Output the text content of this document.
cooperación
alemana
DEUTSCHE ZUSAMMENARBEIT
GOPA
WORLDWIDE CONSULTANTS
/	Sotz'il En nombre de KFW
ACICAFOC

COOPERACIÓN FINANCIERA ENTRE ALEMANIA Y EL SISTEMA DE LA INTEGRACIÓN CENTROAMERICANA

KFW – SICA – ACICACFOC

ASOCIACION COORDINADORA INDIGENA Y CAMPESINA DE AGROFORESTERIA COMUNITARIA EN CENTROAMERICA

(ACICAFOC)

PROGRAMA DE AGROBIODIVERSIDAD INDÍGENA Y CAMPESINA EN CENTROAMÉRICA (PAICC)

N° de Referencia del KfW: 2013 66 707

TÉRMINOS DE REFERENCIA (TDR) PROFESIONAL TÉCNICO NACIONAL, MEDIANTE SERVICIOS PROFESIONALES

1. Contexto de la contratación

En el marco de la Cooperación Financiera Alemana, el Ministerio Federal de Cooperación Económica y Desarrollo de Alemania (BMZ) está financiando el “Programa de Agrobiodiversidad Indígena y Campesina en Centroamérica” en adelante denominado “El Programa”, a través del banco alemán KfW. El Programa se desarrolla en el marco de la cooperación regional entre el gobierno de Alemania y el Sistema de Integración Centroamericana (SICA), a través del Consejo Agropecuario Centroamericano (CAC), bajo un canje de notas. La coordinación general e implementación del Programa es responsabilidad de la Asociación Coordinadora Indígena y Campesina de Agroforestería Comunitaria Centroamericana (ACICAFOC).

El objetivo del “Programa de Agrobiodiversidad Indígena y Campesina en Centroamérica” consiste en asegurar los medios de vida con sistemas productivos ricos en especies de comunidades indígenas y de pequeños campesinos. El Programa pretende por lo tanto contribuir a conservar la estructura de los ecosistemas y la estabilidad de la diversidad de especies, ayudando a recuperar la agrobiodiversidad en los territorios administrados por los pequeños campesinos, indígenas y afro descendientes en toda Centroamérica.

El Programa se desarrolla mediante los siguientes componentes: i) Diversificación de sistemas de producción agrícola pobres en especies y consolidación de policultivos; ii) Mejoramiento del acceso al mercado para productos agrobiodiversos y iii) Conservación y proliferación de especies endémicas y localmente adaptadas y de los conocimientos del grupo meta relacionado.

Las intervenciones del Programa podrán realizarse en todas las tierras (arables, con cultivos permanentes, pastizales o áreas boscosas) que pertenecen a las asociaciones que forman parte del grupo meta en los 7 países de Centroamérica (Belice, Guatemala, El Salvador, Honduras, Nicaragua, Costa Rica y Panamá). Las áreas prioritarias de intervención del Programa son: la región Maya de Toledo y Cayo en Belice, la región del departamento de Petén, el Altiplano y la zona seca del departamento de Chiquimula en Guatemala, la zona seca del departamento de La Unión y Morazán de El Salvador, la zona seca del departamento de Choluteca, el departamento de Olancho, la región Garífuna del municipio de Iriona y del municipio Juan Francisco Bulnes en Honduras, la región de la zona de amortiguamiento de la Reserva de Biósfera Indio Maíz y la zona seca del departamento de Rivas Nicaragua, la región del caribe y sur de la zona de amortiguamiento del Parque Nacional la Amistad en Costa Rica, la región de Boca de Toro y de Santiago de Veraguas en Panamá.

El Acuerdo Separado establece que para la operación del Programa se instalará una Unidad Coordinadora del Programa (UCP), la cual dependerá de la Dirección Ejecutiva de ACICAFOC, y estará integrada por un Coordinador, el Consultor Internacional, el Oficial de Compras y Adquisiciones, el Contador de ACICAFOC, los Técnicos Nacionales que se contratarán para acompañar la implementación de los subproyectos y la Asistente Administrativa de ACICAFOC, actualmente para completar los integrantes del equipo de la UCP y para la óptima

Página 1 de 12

Task requirements: Return each entry from above without altering a single character.

Answer to this exercise:
Output the text content of this document.
cooperación
alemana
DEUTSCHE ZUSAMMENARBEIT
GOPA
WORLDWIDE CONSULTANTS
/	Sotz'il En nombre de KFW
ACICAFOC

COOPERACIÓN FINANCIERA ENTRE ALEMANIA Y EL SISTEMA DE LA INTEGRACIÓN CENTROAMERICANA

KFW – SICA – ACICACFOC

ASOCIACION COORDINADORA INDIGENA Y CAMPESINA DE AGROFORESTERIA COMUNITARIA EN CENTROAMERICA

(ACICAFOC)

PROGRAMA DE AGROBIODIVERSIDAD INDÍGENA Y CAMPESINA EN CENTROAMÉRICA (PAICC)

N° de Referencia del KfW: 2013 66 707

TÉRMINOS DE REFERENCIA (TDR) PROFESIONAL TÉCNICO NACIONAL, MEDIANTE SERVICIOS PROFESIONALES

1. Contexto de la contratación

En el marco de la Cooperación Financiera Alemana, el Ministerio Federal de Cooperación Económica y Desarrollo de Alemania (BMZ) está financiando el “Programa de Agrobiodiversidad Indígena y Campesina en Centroamérica” en adelante denominado “El Programa”, a través del banco alemán KfW. El Programa se desarrolla en el marco de la cooperación regional entre el gobierno de Alemania y el Sistema de Integración Centroamericana (SICA), a través del Consejo Agropecuario Centroamericano (CAC), bajo un canje de notas. La coordinación general e implementación del Programa es responsabilidad de la Asociación Coordinadora Indígena y Campesina de Agroforestería Comunitaria Centroamericana (ACICAFOC).

El objetivo del “Programa de Agrobiodiversidad Indígena y Campesina en Centroamérica” consiste en asegurar los medios de vida con sistemas productivos ricos en especies de comunidades indígenas y de pequeños campesinos. El Programa pretende por lo tanto contribuir a conservar la estructura de los ecosistemas y la estabilidad de la diversidad de especies, ayudando a recuperar la agrobiodiversidad en los territorios administrados por los pequeños campesinos, indígenas y afro descendientes en toda Centroamérica.

El Programa se desarrolla mediante los siguientes componentes: i) Diversificación de sistemas de producción agrícola pobres en especies y consolidación de policultivos; ii) Mejoramiento del acceso al mercado para productos agrobiodiversos y iii) Conservación y proliferación de especies endémicas y localmente adaptadas y de los conocimientos del grupo meta relacionado.

Las intervenciones del Programa podrán realizarse en todas las tierras (arables, con cultivos permanentes, pastizales o áreas boscosas) que pertenecen a las asociaciones que forman parte del grupo meta en los 7 países de Centroamérica (Belice, Guatemala, El Salvador, Honduras, Nicaragua, Costa Rica y Panamá). Las áreas prioritarias de intervención del Programa son: la región Maya de Toledo y Cayo en Belice, la región del departamento de Petén, el Altiplano y la zona seca del departamento de Chiquimula en Guatemala, la zona seca del departamento de La Unión y Morazán de El Salvador, la zona seca del departamento de Choluteca, el departamento de Olancho, la región Garífuna del municipio de Iriona y del municipio Juan Francisco Bulnes en Honduras, la región de la zona de amortiguamiento de la Reserva de Biósfera Indio Maíz y la zona seca del departamento de Rivas Nicaragua, la región del caribe y sur de la zona de amortiguamiento del Parque Nacional la Amistad en Costa Rica, la región de Boca de Toro y de Santiago de Veraguas en Panamá.

El Acuerdo Separado establece que para la operación del Programa se instalará una Unidad Coordinadora del Programa (UCP), la cual dependerá de la Dirección Ejecutiva de ACICAFOC, y estará integrada por un Coordinador, el Consultor Internacional, el Oficial de Compras y Adquisiciones, el Contador de ACICAFOC, los Técnicos Nacionales que se contratarán para acompañar la implementación de los subproyectos y la Asistente Administrativa de ACICAFOC, actualmente para completar los integrantes del equipo de la UCP y para la óptima

Página 1 de 12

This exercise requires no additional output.